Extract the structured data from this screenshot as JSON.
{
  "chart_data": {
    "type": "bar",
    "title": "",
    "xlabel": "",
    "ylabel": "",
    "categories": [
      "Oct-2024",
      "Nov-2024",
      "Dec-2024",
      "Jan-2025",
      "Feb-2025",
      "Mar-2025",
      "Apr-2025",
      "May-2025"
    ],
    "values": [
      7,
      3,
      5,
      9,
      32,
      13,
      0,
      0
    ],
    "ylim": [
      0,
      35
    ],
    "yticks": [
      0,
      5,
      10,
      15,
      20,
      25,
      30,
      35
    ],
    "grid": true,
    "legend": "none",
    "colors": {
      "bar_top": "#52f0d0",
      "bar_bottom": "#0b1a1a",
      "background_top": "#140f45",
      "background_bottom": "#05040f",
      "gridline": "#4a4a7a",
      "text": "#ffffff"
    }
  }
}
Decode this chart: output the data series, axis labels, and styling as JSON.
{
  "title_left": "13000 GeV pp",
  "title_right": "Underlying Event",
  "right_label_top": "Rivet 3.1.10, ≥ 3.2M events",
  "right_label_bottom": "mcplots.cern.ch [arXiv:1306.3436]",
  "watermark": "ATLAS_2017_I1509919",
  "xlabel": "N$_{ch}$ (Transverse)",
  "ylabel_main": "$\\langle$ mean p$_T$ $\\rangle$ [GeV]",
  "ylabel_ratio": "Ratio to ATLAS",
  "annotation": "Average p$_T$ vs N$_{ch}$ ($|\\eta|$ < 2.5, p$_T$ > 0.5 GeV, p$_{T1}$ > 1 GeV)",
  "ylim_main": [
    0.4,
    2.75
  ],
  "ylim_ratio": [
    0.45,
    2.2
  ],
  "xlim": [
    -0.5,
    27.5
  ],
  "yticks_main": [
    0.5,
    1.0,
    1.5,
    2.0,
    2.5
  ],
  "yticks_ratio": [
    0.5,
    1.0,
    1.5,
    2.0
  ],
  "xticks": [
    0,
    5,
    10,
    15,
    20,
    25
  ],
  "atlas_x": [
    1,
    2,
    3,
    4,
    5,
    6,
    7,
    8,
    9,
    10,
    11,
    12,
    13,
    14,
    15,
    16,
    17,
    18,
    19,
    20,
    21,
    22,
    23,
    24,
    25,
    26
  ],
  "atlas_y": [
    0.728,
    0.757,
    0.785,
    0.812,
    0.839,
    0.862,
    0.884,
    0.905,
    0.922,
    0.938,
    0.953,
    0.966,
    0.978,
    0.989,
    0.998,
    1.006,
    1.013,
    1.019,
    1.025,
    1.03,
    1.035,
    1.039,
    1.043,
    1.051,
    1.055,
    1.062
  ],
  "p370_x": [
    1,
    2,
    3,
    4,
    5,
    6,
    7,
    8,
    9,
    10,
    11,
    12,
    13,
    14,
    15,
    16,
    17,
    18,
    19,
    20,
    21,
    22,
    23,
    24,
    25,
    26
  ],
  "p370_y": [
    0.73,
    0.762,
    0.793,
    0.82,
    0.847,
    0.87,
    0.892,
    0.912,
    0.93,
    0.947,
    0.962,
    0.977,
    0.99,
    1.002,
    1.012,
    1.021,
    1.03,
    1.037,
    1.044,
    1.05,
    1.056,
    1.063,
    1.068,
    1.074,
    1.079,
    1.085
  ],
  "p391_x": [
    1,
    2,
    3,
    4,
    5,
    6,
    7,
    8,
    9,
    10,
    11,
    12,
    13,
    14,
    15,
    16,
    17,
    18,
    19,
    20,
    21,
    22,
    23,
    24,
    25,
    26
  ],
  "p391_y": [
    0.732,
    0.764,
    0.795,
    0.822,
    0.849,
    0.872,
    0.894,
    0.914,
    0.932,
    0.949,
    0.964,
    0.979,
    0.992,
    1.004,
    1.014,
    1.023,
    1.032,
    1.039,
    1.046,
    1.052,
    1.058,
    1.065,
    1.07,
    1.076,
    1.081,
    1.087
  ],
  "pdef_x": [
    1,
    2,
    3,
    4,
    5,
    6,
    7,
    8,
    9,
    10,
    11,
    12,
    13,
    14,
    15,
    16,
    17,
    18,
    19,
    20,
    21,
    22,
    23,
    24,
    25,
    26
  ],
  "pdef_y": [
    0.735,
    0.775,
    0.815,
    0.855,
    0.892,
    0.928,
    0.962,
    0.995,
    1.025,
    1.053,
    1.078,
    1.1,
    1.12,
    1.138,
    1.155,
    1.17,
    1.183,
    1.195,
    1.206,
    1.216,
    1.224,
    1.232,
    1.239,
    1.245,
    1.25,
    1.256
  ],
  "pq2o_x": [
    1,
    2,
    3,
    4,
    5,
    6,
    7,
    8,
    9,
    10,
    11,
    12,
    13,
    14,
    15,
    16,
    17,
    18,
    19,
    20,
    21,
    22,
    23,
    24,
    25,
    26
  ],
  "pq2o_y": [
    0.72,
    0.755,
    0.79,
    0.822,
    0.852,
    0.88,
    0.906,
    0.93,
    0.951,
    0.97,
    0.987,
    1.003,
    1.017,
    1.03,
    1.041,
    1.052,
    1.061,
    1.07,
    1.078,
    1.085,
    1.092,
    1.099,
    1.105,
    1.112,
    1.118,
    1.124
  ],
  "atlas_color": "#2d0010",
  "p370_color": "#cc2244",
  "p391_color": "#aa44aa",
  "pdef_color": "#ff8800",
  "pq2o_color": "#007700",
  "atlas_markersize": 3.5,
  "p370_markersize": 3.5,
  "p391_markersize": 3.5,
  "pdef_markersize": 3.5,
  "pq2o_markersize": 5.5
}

[DO THIS] Write out each line of the data above again, exactly as given.

[ANSWER FOR THE TASK]
Extract the structured data from this screenshot as JSON.
{
  "chart_data": {
    "type": "bar",
    "title": "",
    "xlabel": "",
    "ylabel": "",
    "categories": [
      "Oct-2024",
      "Nov-2024",
      "Dec-2024",
      "Jan-2025",
      "Feb-2025",
      "Mar-2025",
      "Apr-2025",
      "May-2025"
    ],
    "values": [
      7,
      3,
      5,
      9,
      32,
      13,
      0,
      0
    ],
    "ylim": [
      0,
      35
    ],
    "yticks": [
      0,
      5,
      10,
      15,
      20,
      25,
      30,
      35
    ],
    "grid": true,
    "legend": "none",
    "colors": {
      "bar_top": "#52f0d0",
      "bar_bottom": "#0b1a1a",
      "background_top": "#140f45",
      "background_bottom": "#05040f",
      "gridline": "#4a4a7a",
      "text": "#ffffff"
    }
  }
}
Decode this chart: output the data series, axis labels, and styling as JSON.
{
  "title_left": "13000 GeV pp",
  "title_right": "Underlying Event",
  "right_label_top": "Rivet 3.1.10, ≥ 3.2M events",
  "right_label_bottom": "mcplots.cern.ch [arXiv:1306.3436]",
  "watermark": "ATLAS_2017_I1509919",
  "xlabel": "N$_{ch}$ (Transverse)",
  "ylabel_main": "$\\langle$ mean p$_T$ $\\rangle$ [GeV]",
  "ylabel_ratio": "Ratio to ATLAS",
  "annotation": "Average p$_T$ vs N$_{ch}$ ($|\\eta|$ < 2.5, p$_T$ > 0.5 GeV, p$_{T1}$ > 1 GeV)",
  "ylim_main": [
    0.4,
    2.75
  ],
  "ylim_ratio": [
    0.45,
    2.2
  ],
  "xlim": [
    -0.5,
    27.5
  ],
  "yticks_main": [
    0.5,
    1.0,
    1.5,
    2.0,
    2.5
  ],
  "yticks_ratio": [
    0.5,
    1.0,
    1.5,
    2.0
  ],
  "xticks": [
    0,
    5,
    10,
    15,
    20,
    25
  ],
  "atlas_x": [
    1,
    2,
    3,
    4,
    5,
    6,
    7,
    8,
    9,
    10,
    11,
    12,
    13,
    14,
    15,
    16,
    17,
    18,
    19,
    20,
    21,
    22,
    23,
    24,
    25,
    26
  ],
  "atlas_y": [
    0.728,
    0.757,
    0.785,
    0.812,
    0.839,
    0.862,
    0.884,
    0.905,
    0.922,
    0.938,
    0.953,
    0.966,
    0.978,
    0.989,
    0.998,
    1.006,
    1.013,
    1.019,
    1.025,
    1.03,
    1.035,
    1.039,
    1.043,
    1.051,
    1.055,
    1.062
  ],
  "p370_x": [
    1,
    2,
    3,
    4,
    5,
    6,
    7,
    8,
    9,
    10,
    11,
    12,
    13,
    14,
    15,
    16,
    17,
    18,
    19,
    20,
    21,
    22,
    23,
    24,
    25,
    26
  ],
  "p370_y": [
    0.73,
    0.762,
    0.793,
    0.82,
    0.847,
    0.87,
    0.892,
    0.912,
    0.93,
    0.947,
    0.962,
    0.977,
    0.99,
    1.002,
    1.012,
    1.021,
    1.03,
    1.037,
    1.044,
    1.05,
    1.056,
    1.063,
    1.068,
    1.074,
    1.079,
    1.085
  ],
  "p391_x": [
    1,
    2,
    3,
    4,
    5,
    6,
    7,
    8,
    9,
    10,
    11,
    12,
    13,
    14,
    15,
    16,
    17,
    18,
    19,
    20,
    21,
    22,
    23,
    24,
    25,
    26
  ],
  "p391_y": [
    0.732,
    0.764,
    0.795,
    0.822,
    0.849,
    0.872,
    0.894,
    0.914,
    0.932,
    0.949,
    0.964,
    0.979,
    0.992,
    1.004,
    1.014,
    1.023,
    1.032,
    1.039,
    1.046,
    1.052,
    1.058,
    1.065,
    1.07,
    1.076,
    1.081,
    1.087
  ],
  "pdef_x": [
    1,
    2,
    3,
    4,
    5,
    6,
    7,
    8,
    9,
    10,
    11,
    12,
    13,
    14,
    15,
    16,
    17,
    18,
    19,
    20,
    21,
    22,
    23,
    24,
    25,
    26
  ],
  "pdef_y": [
    0.735,
    0.775,
    0.815,
    0.855,
    0.892,
    0.928,
    0.962,
    0.995,
    1.025,
    1.053,
    1.078,
    1.1,
    1.12,
    1.138,
    1.155,
    1.17,
    1.183,
    1.195,
    1.206,
    1.216,
    1.224,
    1.232,
    1.239,
    1.245,
    1.25,
    1.256
  ],
  "pq2o_x": [
    1,
    2,
    3,
    4,
    5,
    6,
    7,
    8,
    9,
    10,
    11,
    12,
    13,
    14,
    15,
    16,
    17,
    18,
    19,
    20,
    21,
    22,
    23,
    24,
    25,
    26
  ],
  "pq2o_y": [
    0.72,
    0.755,
    0.79,
    0.822,
    0.852,
    0.88,
    0.906,
    0.93,
    0.951,
    0.97,
    0.987,
    1.003,
    1.017,
    1.03,
    1.041,
    1.052,
    1.061,
    1.07,
    1.078,
    1.085,
    1.092,
    1.099,
    1.105,
    1.112,
    1.118,
    1.124
  ],
  "atlas_color": "#2d0010",
  "p370_color": "#cc2244",
  "p391_color": "#aa44aa",
  "pdef_color": "#ff8800",
  "pq2o_color": "#007700",
  "atlas_markersize": 3.5,
  "p370_markersize": 3.5,
  "p391_markersize": 3.5,
  "pdef_markersize": 3.5,
  "pq2o_markersize": 5.5
}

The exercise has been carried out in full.